Stored data entries >>
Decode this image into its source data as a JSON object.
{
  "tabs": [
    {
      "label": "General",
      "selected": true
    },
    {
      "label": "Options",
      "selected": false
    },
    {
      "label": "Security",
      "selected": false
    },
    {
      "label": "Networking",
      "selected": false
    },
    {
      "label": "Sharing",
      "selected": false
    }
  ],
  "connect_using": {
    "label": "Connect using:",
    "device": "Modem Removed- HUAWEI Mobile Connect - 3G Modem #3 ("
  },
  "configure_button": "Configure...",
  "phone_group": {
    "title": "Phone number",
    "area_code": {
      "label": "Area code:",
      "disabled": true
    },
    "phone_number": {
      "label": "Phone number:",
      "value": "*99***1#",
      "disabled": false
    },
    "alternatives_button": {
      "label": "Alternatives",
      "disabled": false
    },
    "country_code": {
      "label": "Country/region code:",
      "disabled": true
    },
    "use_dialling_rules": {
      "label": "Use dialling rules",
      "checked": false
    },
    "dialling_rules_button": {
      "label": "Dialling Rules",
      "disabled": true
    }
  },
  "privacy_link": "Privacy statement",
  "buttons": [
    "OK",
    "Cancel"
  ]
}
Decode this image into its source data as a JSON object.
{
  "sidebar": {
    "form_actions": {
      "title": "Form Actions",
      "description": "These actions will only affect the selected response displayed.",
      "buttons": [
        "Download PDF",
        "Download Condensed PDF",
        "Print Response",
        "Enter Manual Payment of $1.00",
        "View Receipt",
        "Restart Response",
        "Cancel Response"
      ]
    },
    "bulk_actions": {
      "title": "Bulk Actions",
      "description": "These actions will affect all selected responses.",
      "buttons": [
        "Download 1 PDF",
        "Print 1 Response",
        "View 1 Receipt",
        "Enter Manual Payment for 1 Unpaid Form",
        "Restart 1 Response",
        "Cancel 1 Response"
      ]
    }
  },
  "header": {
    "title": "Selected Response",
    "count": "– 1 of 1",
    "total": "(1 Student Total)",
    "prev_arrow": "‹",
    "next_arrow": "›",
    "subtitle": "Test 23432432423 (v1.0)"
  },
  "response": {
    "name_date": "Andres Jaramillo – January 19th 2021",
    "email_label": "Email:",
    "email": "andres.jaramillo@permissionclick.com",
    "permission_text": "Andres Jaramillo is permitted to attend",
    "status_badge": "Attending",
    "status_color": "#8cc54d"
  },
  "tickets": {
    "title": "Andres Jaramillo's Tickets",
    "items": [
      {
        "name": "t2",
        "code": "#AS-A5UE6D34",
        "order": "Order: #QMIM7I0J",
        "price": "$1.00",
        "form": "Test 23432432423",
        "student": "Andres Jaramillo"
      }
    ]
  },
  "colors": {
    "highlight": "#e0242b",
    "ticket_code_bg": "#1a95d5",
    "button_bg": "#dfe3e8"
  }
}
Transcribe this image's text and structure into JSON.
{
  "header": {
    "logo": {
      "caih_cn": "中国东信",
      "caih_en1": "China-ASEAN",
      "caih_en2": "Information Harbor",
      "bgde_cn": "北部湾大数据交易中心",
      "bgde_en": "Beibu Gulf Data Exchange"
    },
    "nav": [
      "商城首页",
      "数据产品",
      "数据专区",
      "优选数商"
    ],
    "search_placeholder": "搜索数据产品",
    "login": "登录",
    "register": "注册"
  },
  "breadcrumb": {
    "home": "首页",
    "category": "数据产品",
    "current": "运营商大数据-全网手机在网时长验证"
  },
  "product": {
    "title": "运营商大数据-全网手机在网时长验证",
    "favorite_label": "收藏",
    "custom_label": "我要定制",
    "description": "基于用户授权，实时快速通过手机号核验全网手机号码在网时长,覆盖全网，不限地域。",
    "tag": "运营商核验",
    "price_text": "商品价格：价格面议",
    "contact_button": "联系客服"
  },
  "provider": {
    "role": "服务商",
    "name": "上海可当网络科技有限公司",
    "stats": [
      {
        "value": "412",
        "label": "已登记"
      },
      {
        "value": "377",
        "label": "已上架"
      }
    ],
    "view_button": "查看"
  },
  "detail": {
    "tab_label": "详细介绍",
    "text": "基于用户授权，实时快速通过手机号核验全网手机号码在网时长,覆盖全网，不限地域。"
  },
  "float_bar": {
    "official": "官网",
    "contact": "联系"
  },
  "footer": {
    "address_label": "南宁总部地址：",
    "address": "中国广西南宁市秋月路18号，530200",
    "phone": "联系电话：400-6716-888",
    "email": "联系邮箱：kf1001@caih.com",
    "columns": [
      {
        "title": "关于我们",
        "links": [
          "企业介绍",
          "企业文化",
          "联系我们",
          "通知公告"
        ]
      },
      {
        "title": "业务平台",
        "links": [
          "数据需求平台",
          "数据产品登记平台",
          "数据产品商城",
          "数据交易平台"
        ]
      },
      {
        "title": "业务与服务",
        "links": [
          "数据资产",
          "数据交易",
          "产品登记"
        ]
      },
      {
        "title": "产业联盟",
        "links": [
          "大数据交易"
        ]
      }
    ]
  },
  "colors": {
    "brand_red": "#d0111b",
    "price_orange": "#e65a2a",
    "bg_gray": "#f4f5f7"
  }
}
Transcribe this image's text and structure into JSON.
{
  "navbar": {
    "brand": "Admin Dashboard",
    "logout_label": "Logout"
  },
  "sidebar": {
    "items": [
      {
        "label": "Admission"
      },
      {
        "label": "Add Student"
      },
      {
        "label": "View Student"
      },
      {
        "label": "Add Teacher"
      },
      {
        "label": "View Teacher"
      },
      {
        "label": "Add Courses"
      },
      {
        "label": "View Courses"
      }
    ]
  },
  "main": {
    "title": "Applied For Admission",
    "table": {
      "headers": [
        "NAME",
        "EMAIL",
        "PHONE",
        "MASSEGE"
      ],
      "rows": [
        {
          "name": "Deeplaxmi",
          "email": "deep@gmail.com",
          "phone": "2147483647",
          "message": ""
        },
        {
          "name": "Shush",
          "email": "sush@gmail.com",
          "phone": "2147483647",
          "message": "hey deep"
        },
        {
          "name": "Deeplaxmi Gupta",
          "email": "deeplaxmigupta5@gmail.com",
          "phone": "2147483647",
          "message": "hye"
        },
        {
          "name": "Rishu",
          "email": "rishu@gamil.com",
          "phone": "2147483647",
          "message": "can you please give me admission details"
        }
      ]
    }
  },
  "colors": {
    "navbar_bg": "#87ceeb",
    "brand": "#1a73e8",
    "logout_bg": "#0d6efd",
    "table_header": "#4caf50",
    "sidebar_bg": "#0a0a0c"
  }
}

Directive >> Produce an exact copy of every entry above.

The solution >>
Decode this image into its source data as a JSON object.
{
  "tabs": [
    {
      "label": "General",
      "selected": true
    },
    {
      "label": "Options",
      "selected": false
    },
    {
      "label": "Security",
      "selected": false
    },
    {
      "label": "Networking",
      "selected": false
    },
    {
      "label": "Sharing",
      "selected": false
    }
  ],
  "connect_using": {
    "label": "Connect using:",
    "device": "Modem Removed- HUAWEI Mobile Connect - 3G Modem #3 ("
  },
  "configure_button": "Configure...",
  "phone_group": {
    "title": "Phone number",
    "area_code": {
      "label": "Area code:",
      "disabled": true
    },
    "phone_number": {
      "label": "Phone number:",
      "value": "*99***1#",
      "disabled": false
    },
    "alternatives_button": {
      "label": "Alternatives",
      "disabled": false
    },
    "country_code": {
      "label": "Country/region code:",
      "disabled": true
    },
    "use_dialling_rules": {
      "label": "Use dialling rules",
      "checked": false
    },
    "dialling_rules_button": {
      "label": "Dialling Rules",
      "disabled": true
    }
  },
  "privacy_link": "Privacy statement",
  "buttons": [
    "OK",
    "Cancel"
  ]
}
Decode this image into its source data as a JSON object.
{
  "sidebar": {
    "form_actions": {
      "title": "Form Actions",
      "description": "These actions will only affect the selected response displayed.",
      "buttons": [
        "Download PDF",
        "Download Condensed PDF",
        "Print Response",
        "Enter Manual Payment of $1.00",
        "View Receipt",
        "Restart Response",
        "Cancel Response"
      ]
    },
    "bulk_actions": {
      "title": "Bulk Actions",
      "description": "These actions will affect all selected responses.",
      "buttons": [
        "Download 1 PDF",
        "Print 1 Response",
        "View 1 Receipt",
        "Enter Manual Payment for 1 Unpaid Form",
        "Restart 1 Response",
        "Cancel 1 Response"
      ]
    }
  },
  "header": {
    "title": "Selected Response",
    "count": "– 1 of 1",
    "total": "(1 Student Total)",
    "prev_arrow": "‹",
    "next_arrow": "›",
    "subtitle": "Test 23432432423 (v1.0)"
  },
  "response": {
    "name_date": "Andres Jaramillo – January 19th 2021",
    "email_label": "Email:",
    "email": "andres.jaramillo@permissionclick.com",
    "permission_text": "Andres Jaramillo is permitted to attend",
    "status_badge": "Attending",
    "status_color": "#8cc54d"
  },
  "tickets": {
    "title": "Andres Jaramillo's Tickets",
    "items": [
      {
        "name": "t2",
        "code": "#AS-A5UE6D34",
        "order": "Order: #QMIM7I0J",
        "price": "$1.00",
        "form": "Test 23432432423",
        "student": "Andres Jaramillo"
      }
    ]
  },
  "colors": {
    "highlight": "#e0242b",
    "ticket_code_bg": "#1a95d5",
    "button_bg": "#dfe3e8"
  }
}
Transcribe this image's text and structure into JSON.
{
  "header": {
    "logo": {
      "caih_cn": "中国东信",
      "caih_en1": "China-ASEAN",
      "caih_en2": "Information Harbor",
      "bgde_cn": "北部湾大数据交易中心",
      "bgde_en": "Beibu Gulf Data Exchange"
    },
    "nav": [
      "商城首页",
      "数据产品",
      "数据专区",
      "优选数商"
    ],
    "search_placeholder": "搜索数据产品",
    "login": "登录",
    "register": "注册"
  },
  "breadcrumb": {
    "home": "首页",
    "category": "数据产品",
    "current": "运营商大数据-全网手机在网时长验证"
  },
  "product": {
    "title": "运营商大数据-全网手机在网时长验证",
    "favorite_label": "收藏",
    "custom_label": "我要定制",
    "description": "基于用户授权，实时快速通过手机号核验全网手机号码在网时长,覆盖全网，不限地域。",
    "tag": "运营商核验",
    "price_text": "商品价格：价格面议",
    "contact_button": "联系客服"
  },
  "provider": {
    "role": "服务商",
    "name": "上海可当网络科技有限公司",
    "stats": [
      {
        "value": "412",
        "label": "已登记"
      },
      {
        "value": "377",
        "label": "已上架"
      }
    ],
    "view_button": "查看"
  },
  "detail": {
    "tab_label": "详细介绍",
    "text": "基于用户授权，实时快速通过手机号核验全网手机号码在网时长,覆盖全网，不限地域。"
  },
  "float_bar": {
    "official": "官网",
    "contact": "联系"
  },
  "footer": {
    "address_label": "南宁总部地址：",
    "address": "中国广西南宁市秋月路18号，530200",
    "phone": "联系电话：400-6716-888",
    "email": "联系邮箱：kf1001@caih.com",
    "columns": [
      {
        "title": "关于我们",
        "links": [
          "企业介绍",
          "企业文化",
          "联系我们",
          "通知公告"
        ]
      },
      {
        "title": "业务平台",
        "links": [
          "数据需求平台",
          "数据产品登记平台",
          "数据产品商城",
          "数据交易平台"
        ]
      },
      {
        "title": "业务与服务",
        "links": [
          "数据资产",
          "数据交易",
          "产品登记"
        ]
      },
      {
        "title": "产业联盟",
        "links": [
          "大数据交易"
        ]
      }
    ]
  },
  "colors": {
    "brand_red": "#d0111b",
    "price_orange": "#e65a2a",
    "bg_gray": "#f4f5f7"
  }
}
Transcribe this image's text and structure into JSON.
{
  "navbar": {
    "brand": "Admin Dashboard",
    "logout_label": "Logout"
  },
  "sidebar": {
    "items": [
      {
        "label": "Admission"
      },
      {
        "label": "Add Student"
      },
      {
        "label": "View Student"
      },
      {
        "label": "Add Teacher"
      },
      {
        "label": "View Teacher"
      },
      {
        "label": "Add Courses"
      },
      {
        "label": "View Courses"
      }
    ]
  },
  "main": {
    "title": "Applied For Admission",
    "table": {
      "headers": [
        "NAME",
        "EMAIL",
        "PHONE",
        "MASSEGE"
      ],
      "rows": [
        {
          "name": "Deeplaxmi",
          "email": "deep@gmail.com",
          "phone": "2147483647",
          "message": ""
        },
        {
          "name": "Shush",
          "email": "sush@gmail.com",
          "phone": "2147483647",
          "message": "hey deep"
        },
        {
          "name": "Deeplaxmi Gupta",
          "email": "deeplaxmigupta5@gmail.com",
          "phone": "2147483647",
          "message": "hye"
        },
        {
          "name": "Rishu",
          "email": "rishu@gamil.com",
          "phone": "2147483647",
          "message": "can you please give me admission details"
        }
      ]
    }
  },
  "colors": {
    "navbar_bg": "#87ceeb",
    "brand": "#1a73e8",
    "logout_bg": "#0d6efd",
    "table_header": "#4caf50",
    "sidebar_bg": "#0a0a0c"
  }
}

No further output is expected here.